AIM: Copy out each line of the listing that has the word "Based" in it.

[Stored items]
━━━━━━━━

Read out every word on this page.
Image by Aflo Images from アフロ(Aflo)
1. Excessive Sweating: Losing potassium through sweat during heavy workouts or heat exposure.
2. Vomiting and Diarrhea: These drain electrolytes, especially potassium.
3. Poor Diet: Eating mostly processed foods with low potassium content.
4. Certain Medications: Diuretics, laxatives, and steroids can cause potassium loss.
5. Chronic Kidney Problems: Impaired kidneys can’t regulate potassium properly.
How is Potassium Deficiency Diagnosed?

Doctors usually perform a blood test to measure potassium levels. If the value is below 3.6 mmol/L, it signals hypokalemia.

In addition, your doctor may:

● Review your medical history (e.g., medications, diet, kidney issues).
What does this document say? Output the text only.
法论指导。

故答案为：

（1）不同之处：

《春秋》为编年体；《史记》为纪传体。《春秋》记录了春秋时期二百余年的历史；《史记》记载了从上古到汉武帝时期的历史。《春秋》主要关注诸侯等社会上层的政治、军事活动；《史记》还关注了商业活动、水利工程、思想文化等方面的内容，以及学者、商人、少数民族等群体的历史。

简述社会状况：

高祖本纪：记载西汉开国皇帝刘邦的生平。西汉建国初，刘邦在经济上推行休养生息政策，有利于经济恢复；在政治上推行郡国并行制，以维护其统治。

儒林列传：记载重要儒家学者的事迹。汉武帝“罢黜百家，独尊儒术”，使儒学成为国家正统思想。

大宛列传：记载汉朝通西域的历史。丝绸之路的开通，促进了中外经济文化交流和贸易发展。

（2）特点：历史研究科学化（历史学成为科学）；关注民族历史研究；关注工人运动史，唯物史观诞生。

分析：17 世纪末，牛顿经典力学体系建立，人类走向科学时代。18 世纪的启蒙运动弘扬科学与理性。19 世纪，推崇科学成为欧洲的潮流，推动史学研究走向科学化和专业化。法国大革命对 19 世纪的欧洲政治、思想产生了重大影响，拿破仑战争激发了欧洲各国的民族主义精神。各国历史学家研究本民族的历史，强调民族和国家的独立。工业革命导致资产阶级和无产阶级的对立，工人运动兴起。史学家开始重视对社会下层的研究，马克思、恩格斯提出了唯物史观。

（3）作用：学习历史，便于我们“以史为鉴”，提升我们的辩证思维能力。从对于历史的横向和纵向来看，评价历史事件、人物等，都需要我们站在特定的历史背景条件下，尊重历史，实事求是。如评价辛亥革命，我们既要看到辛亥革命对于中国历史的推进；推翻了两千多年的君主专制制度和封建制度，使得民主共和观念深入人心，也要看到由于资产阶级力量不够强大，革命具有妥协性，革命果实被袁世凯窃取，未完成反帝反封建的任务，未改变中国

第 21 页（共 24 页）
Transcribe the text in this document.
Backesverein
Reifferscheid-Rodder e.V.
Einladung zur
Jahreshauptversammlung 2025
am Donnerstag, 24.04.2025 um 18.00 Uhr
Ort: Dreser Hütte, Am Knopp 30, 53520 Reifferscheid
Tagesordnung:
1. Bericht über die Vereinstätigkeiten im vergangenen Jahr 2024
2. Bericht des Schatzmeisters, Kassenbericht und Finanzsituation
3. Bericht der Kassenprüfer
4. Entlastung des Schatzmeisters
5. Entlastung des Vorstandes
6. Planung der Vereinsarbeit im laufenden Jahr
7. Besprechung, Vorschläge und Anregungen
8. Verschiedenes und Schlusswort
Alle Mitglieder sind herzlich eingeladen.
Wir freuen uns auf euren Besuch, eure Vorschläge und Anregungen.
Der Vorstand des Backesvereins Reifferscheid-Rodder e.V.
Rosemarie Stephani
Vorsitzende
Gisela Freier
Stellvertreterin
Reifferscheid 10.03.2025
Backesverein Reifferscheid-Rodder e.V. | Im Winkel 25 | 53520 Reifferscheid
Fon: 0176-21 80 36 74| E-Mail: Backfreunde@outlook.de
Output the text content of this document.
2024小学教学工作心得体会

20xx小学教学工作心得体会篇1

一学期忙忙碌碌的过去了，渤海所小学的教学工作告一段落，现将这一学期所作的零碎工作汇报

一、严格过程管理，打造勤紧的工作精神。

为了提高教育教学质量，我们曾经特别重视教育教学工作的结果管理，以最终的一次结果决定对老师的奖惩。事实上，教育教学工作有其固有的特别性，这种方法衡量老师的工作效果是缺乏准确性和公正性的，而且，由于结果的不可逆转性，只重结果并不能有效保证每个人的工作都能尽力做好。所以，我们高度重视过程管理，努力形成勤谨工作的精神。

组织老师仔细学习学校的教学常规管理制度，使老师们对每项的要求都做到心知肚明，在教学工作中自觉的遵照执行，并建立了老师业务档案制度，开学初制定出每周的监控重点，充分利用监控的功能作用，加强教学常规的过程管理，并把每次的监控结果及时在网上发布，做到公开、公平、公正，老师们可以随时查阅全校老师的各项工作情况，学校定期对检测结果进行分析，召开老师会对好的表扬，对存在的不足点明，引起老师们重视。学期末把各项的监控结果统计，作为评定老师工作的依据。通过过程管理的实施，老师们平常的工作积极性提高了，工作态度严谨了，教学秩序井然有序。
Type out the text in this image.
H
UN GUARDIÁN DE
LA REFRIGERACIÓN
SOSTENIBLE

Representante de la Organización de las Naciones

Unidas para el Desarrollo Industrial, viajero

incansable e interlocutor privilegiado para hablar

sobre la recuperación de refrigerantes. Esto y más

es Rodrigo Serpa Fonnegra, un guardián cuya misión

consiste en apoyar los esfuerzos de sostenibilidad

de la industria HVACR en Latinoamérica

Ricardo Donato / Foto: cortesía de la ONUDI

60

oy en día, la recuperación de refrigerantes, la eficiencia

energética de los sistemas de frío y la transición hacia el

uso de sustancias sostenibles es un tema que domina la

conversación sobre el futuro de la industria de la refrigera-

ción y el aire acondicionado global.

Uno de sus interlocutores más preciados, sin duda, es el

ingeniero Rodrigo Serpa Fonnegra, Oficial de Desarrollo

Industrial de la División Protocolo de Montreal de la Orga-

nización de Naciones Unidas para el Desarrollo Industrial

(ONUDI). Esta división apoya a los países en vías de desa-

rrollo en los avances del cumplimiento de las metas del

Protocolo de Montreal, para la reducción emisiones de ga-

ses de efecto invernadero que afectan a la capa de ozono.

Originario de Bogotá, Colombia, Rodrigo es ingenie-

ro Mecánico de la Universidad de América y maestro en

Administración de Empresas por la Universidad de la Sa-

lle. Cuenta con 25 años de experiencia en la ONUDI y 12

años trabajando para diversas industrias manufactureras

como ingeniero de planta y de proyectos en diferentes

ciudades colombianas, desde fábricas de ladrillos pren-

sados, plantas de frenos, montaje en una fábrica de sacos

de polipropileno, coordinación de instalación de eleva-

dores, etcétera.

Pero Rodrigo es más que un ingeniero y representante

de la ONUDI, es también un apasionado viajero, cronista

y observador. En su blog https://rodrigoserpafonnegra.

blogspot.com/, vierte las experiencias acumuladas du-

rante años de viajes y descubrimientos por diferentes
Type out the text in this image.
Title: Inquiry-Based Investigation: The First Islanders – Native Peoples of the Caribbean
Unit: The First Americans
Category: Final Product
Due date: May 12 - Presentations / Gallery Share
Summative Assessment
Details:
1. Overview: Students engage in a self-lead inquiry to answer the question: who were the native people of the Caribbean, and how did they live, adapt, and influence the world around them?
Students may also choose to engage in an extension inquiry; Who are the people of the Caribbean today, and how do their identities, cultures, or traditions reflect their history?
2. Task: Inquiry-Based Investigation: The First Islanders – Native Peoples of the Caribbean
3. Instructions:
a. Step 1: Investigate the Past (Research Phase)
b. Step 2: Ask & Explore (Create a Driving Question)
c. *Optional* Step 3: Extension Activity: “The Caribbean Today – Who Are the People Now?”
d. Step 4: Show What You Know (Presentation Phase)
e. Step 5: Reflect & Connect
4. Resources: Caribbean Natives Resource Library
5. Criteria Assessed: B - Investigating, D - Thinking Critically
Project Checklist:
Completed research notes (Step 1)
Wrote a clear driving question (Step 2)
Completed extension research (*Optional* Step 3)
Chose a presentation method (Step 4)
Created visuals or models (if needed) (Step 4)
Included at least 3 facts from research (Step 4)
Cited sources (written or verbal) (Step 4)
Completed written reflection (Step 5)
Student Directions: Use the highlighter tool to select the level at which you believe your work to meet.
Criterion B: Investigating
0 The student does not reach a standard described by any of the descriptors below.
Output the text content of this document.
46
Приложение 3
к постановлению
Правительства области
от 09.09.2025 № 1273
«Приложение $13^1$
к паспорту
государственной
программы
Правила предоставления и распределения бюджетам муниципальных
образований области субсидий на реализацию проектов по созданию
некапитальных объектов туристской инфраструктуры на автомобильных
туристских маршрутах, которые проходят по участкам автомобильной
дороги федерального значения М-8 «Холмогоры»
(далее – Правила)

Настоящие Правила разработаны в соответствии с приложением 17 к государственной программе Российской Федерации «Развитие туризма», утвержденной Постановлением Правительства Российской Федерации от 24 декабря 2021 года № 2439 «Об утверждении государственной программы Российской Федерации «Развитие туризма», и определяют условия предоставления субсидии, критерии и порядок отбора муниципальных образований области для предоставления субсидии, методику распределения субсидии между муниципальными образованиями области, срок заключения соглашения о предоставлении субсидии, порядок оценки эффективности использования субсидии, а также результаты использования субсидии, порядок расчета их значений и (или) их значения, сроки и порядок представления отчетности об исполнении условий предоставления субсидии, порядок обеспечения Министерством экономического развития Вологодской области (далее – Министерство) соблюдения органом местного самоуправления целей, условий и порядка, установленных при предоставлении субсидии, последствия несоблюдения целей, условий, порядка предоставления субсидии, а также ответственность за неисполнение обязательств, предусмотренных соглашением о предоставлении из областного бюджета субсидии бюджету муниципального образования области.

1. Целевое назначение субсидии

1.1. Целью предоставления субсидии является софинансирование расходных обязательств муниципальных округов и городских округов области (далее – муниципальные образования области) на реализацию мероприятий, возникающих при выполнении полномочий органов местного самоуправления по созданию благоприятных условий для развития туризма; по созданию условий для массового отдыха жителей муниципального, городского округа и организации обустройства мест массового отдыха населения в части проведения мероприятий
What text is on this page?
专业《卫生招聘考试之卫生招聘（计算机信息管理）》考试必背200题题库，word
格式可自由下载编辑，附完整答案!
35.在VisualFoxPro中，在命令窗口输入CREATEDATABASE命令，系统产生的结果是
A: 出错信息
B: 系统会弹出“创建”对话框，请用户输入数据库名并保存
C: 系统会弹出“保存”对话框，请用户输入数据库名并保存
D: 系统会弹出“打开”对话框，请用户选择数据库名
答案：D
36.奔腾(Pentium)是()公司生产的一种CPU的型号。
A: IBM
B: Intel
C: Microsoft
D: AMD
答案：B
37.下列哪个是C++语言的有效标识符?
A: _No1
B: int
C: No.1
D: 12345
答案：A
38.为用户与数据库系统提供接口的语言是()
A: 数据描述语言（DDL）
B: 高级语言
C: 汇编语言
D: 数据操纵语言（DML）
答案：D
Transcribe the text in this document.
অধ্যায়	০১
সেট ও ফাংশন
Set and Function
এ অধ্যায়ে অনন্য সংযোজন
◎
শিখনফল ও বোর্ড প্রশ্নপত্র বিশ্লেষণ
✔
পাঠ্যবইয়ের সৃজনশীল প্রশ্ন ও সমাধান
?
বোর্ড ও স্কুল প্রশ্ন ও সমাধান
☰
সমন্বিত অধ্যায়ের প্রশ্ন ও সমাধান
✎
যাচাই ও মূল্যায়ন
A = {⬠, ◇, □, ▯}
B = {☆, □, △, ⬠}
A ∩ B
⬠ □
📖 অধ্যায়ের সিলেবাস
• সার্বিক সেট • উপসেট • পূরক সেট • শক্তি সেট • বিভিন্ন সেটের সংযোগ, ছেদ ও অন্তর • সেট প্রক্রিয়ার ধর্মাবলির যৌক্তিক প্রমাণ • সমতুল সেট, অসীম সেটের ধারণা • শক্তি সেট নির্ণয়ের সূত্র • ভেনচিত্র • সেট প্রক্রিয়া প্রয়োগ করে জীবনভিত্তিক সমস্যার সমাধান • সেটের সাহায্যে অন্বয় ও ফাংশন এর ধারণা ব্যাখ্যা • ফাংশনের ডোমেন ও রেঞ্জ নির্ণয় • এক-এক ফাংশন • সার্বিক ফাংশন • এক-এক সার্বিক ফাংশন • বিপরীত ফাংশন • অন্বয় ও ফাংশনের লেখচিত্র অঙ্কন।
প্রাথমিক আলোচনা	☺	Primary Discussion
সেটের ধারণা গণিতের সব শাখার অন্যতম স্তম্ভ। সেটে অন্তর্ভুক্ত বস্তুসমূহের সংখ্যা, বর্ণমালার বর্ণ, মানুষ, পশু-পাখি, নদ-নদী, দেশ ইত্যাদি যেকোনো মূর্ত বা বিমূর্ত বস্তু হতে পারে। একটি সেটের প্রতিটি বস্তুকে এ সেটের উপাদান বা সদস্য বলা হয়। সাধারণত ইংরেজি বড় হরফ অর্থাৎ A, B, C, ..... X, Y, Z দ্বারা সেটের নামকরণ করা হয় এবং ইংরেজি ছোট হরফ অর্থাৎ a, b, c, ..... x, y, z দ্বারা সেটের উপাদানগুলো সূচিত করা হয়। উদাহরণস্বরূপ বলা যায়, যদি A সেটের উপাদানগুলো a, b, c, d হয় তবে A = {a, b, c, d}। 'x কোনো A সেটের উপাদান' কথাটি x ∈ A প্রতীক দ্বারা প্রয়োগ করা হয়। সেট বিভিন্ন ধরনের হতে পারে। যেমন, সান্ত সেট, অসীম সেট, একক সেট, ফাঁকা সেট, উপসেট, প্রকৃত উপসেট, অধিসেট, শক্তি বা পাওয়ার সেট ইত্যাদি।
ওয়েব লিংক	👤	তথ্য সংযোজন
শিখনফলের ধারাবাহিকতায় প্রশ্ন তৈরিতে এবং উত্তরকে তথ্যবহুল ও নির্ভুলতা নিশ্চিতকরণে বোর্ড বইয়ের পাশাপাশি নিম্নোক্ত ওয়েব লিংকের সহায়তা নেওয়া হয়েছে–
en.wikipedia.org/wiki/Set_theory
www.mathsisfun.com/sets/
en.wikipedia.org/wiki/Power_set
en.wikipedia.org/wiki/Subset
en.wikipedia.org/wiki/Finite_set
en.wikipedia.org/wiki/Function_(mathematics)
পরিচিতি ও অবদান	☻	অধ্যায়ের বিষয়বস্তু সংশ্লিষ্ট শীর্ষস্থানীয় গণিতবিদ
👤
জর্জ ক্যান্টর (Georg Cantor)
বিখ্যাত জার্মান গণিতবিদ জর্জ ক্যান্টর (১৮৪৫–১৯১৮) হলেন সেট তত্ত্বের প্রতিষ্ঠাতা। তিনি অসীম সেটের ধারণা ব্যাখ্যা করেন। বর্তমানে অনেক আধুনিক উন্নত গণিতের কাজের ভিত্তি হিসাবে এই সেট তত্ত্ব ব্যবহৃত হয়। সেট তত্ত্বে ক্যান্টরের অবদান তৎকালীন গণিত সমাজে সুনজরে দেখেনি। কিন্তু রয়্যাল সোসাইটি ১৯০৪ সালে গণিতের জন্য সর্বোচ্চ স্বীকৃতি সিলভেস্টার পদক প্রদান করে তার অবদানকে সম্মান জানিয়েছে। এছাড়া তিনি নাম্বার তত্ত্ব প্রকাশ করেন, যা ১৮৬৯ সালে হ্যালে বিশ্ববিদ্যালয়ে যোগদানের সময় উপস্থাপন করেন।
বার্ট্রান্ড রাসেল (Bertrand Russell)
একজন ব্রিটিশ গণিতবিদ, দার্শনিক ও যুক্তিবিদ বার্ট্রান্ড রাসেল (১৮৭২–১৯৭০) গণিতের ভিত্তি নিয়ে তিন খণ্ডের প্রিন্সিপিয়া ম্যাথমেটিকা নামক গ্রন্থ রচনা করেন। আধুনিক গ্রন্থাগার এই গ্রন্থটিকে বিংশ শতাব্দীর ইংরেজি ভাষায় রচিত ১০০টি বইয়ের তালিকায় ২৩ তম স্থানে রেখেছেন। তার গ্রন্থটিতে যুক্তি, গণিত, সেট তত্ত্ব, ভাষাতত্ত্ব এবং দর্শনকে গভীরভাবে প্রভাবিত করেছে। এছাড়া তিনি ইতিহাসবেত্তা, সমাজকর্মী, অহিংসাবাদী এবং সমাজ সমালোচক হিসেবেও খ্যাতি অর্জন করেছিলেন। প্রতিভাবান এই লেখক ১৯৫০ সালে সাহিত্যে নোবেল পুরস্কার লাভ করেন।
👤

━━━━━━━━

ANSWER FOR THE TASK:
Title: Inquiry-Based Investigation: The First Islanders – Native Peoples of the Caribbean
2. Task: Inquiry-Based Investigation: The First Islanders – Native Peoples of the Caribbean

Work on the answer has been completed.